LISTED RECORDS |
• • • •
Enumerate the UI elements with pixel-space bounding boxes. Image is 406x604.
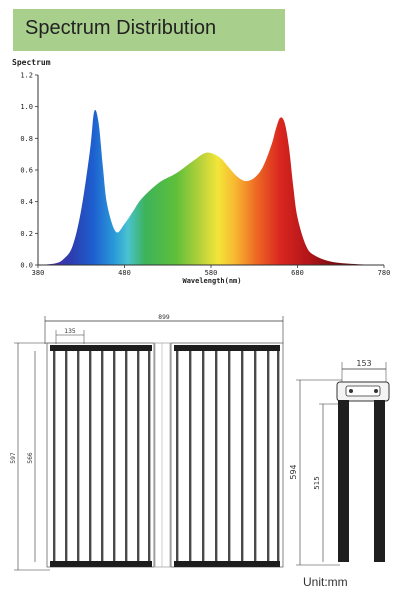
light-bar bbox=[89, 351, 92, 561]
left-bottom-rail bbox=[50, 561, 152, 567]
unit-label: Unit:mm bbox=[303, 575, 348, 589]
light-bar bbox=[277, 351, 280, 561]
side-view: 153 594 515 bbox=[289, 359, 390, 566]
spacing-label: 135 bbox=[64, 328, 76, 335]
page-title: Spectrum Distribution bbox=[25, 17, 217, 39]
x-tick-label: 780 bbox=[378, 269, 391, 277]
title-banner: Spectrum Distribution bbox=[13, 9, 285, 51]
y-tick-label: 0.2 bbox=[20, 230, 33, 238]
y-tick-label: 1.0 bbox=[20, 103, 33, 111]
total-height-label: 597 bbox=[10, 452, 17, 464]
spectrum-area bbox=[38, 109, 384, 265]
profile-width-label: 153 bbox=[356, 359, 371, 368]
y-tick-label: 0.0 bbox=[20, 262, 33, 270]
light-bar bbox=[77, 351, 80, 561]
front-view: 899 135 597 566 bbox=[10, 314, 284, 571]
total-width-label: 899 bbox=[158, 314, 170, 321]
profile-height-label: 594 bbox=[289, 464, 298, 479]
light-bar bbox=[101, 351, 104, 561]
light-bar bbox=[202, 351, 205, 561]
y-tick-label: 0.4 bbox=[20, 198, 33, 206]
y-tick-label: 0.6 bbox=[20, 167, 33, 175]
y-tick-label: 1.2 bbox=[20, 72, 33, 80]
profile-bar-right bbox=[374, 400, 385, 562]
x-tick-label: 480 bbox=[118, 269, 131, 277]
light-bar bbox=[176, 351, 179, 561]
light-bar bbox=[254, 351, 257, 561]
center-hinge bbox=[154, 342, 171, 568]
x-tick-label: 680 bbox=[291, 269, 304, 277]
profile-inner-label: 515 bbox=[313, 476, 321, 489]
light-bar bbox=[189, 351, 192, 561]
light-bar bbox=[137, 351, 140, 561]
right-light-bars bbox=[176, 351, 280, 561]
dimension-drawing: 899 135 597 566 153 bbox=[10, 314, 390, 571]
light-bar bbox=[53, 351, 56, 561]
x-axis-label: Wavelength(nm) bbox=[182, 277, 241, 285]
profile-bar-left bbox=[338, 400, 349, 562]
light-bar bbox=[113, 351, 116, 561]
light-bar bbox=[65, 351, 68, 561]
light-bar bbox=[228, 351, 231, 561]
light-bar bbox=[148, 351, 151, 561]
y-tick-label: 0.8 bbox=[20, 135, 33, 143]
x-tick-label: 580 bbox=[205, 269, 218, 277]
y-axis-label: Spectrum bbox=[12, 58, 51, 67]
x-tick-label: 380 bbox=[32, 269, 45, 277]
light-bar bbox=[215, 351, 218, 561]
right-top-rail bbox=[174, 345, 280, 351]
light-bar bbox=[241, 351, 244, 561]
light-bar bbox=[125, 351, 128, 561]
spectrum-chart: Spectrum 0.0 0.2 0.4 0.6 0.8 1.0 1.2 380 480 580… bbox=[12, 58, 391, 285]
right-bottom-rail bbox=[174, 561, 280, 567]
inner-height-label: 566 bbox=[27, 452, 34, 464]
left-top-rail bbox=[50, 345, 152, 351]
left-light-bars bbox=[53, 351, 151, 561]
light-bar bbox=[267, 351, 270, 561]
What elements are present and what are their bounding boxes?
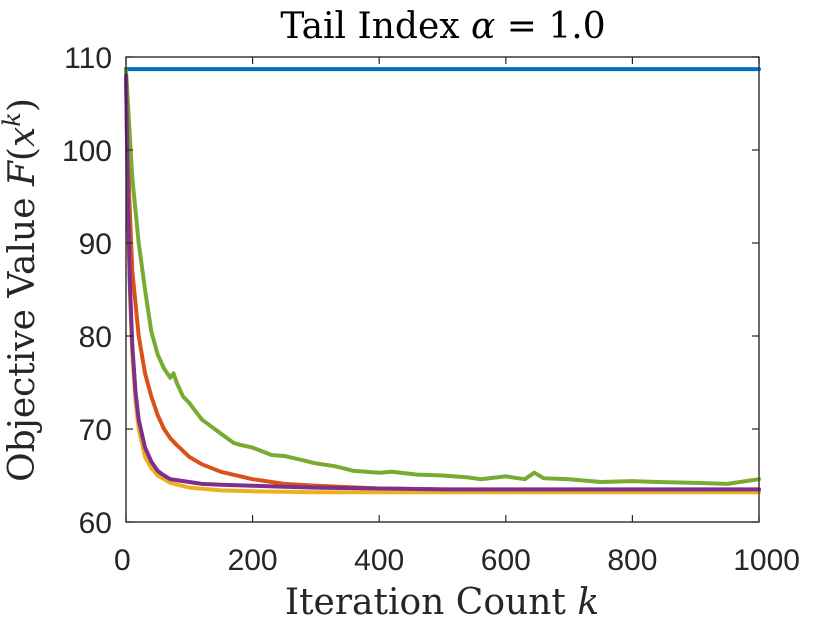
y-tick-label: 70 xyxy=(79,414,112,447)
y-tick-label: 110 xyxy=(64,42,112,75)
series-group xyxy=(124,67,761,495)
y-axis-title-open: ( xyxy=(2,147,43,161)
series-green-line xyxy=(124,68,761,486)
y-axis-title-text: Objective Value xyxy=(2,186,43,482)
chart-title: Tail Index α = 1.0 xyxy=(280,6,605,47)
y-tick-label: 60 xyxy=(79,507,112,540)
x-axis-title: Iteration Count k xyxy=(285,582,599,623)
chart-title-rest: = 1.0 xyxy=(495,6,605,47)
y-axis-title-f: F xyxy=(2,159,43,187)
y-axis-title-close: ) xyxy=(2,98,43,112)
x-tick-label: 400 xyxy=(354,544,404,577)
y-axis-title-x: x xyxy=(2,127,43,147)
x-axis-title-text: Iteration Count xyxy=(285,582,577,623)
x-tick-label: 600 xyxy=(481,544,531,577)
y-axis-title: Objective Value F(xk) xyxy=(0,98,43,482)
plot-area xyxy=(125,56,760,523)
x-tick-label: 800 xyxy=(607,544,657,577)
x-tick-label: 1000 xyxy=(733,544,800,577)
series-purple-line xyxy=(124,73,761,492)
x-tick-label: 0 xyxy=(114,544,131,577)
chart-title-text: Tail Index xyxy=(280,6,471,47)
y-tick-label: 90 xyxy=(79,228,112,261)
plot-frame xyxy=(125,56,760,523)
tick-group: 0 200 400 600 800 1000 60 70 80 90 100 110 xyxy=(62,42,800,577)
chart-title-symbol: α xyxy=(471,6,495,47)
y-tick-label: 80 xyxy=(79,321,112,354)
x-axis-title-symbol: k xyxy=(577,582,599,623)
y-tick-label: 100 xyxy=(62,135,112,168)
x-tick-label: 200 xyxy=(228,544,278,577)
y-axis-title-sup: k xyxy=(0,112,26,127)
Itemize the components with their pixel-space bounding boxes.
• • • •
GIVEN TASK | Quote the rows above line for line, leaving out the pictures.

SOLUTION FOR THIS EXERCISE |
Enumerate the UI elements with pixel-space bounding boxes. Image is 406x604.
light-bar bbox=[89, 351, 92, 561]
left-bottom-rail bbox=[50, 561, 152, 567]
unit-label: Unit:mm bbox=[303, 575, 348, 589]
light-bar bbox=[277, 351, 280, 561]
side-view: 153 594 515 bbox=[289, 359, 390, 566]
spacing-label: 135 bbox=[64, 328, 76, 335]
page-title: Spectrum Distribution bbox=[25, 17, 217, 39]
x-tick-label: 780 bbox=[378, 269, 391, 277]
title-banner: Spectrum Distribution bbox=[13, 9, 285, 51]
y-tick-label: 0.2 bbox=[20, 230, 33, 238]
y-tick-label: 1.0 bbox=[20, 103, 33, 111]
total-height-label: 597 bbox=[10, 452, 17, 464]
spectrum-area bbox=[38, 109, 384, 265]
profile-width-label: 153 bbox=[356, 359, 371, 368]
y-tick-label: 0.0 bbox=[20, 262, 33, 270]
light-bar bbox=[77, 351, 80, 561]
front-view: 899 135 597 566 bbox=[10, 314, 284, 571]
total-width-label: 899 bbox=[158, 314, 170, 321]
profile-height-label: 594 bbox=[289, 464, 298, 479]
light-bar bbox=[101, 351, 104, 561]
light-bar bbox=[202, 351, 205, 561]
y-tick-label: 0.4 bbox=[20, 198, 33, 206]
y-tick-label: 0.6 bbox=[20, 167, 33, 175]
y-tick-label: 1.2 bbox=[20, 72, 33, 80]
profile-bar-right bbox=[374, 400, 385, 562]
x-tick-label: 480 bbox=[118, 269, 131, 277]
light-bar bbox=[176, 351, 179, 561]
light-bar bbox=[254, 351, 257, 561]
center-hinge bbox=[154, 342, 171, 568]
x-tick-label: 680 bbox=[291, 269, 304, 277]
profile-inner-label: 515 bbox=[313, 476, 321, 489]
light-bar bbox=[189, 351, 192, 561]
light-bar bbox=[137, 351, 140, 561]
right-light-bars bbox=[176, 351, 280, 561]
dimension-drawing: 899 135 597 566 153 bbox=[10, 314, 390, 571]
light-bar bbox=[53, 351, 56, 561]
x-axis-label: Wavelength(nm) bbox=[182, 277, 241, 285]
profile-bar-left bbox=[338, 400, 349, 562]
light-bar bbox=[113, 351, 116, 561]
light-bar bbox=[65, 351, 68, 561]
light-bar bbox=[228, 351, 231, 561]
light-bar bbox=[148, 351, 151, 561]
y-tick-label: 0.8 bbox=[20, 135, 33, 143]
x-tick-label: 580 bbox=[205, 269, 218, 277]
y-axis-label: Spectrum bbox=[12, 58, 51, 67]
x-tick-label: 380 bbox=[32, 269, 45, 277]
light-bar bbox=[215, 351, 218, 561]
right-top-rail bbox=[174, 345, 280, 351]
light-bar bbox=[241, 351, 244, 561]
light-bar bbox=[125, 351, 128, 561]
spectrum-chart: Spectrum 0.0 0.2 0.4 0.6 0.8 1.0 1.2 380 480 580… bbox=[12, 58, 391, 285]
right-bottom-rail bbox=[174, 561, 280, 567]
inner-height-label: 566 bbox=[27, 452, 34, 464]
left-top-rail bbox=[50, 345, 152, 351]
left-light-bars bbox=[53, 351, 151, 561]
light-bar bbox=[267, 351, 270, 561]
What elements are present and what are their bounding boxes?
y-tick-label: 70 xyxy=(79,414,112,447)
y-tick-label: 110 xyxy=(64,42,112,75)
series-group xyxy=(124,67,761,495)
y-axis-title-open: ( xyxy=(2,147,43,161)
series-green-line xyxy=(124,68,761,486)
y-axis-title-text: Objective Value xyxy=(2,186,43,482)
chart-title: Tail Index α = 1.0 xyxy=(280,6,605,47)
y-tick-label: 60 xyxy=(79,507,112,540)
x-axis-title: Iteration Count k xyxy=(285,582,599,623)
chart-title-rest: = 1.0 xyxy=(495,6,605,47)
y-axis-title-f: F xyxy=(2,159,43,187)
y-axis-title-close: ) xyxy=(2,98,43,112)
x-tick-label: 400 xyxy=(354,544,404,577)
y-axis-title-x: x xyxy=(2,127,43,147)
x-axis-title-text: Iteration Count xyxy=(285,582,577,623)
x-tick-label: 600 xyxy=(481,544,531,577)
y-axis-title: Objective Value F(xk) xyxy=(0,98,43,482)
plot-area xyxy=(125,56,760,523)
x-tick-label: 800 xyxy=(607,544,657,577)
x-tick-label: 1000 xyxy=(733,544,800,577)
series-purple-line xyxy=(124,73,761,492)
x-tick-label: 0 xyxy=(114,544,131,577)
chart-title-text: Tail Index xyxy=(280,6,471,47)
y-tick-label: 90 xyxy=(79,228,112,261)
plot-frame xyxy=(125,56,760,523)
tick-group: 0 200 400 600 800 1000 60 70 80 90 100 110 xyxy=(62,42,800,577)
chart-title-symbol: α xyxy=(471,6,495,47)
y-tick-label: 80 xyxy=(79,321,112,354)
x-axis-title-symbol: k xyxy=(577,582,599,623)
y-tick-label: 100 xyxy=(62,135,112,168)
x-tick-label: 200 xyxy=(228,544,278,577)
y-axis-title-sup: k xyxy=(0,112,26,127)
Itemize the components with their pixel-space bounding boxes.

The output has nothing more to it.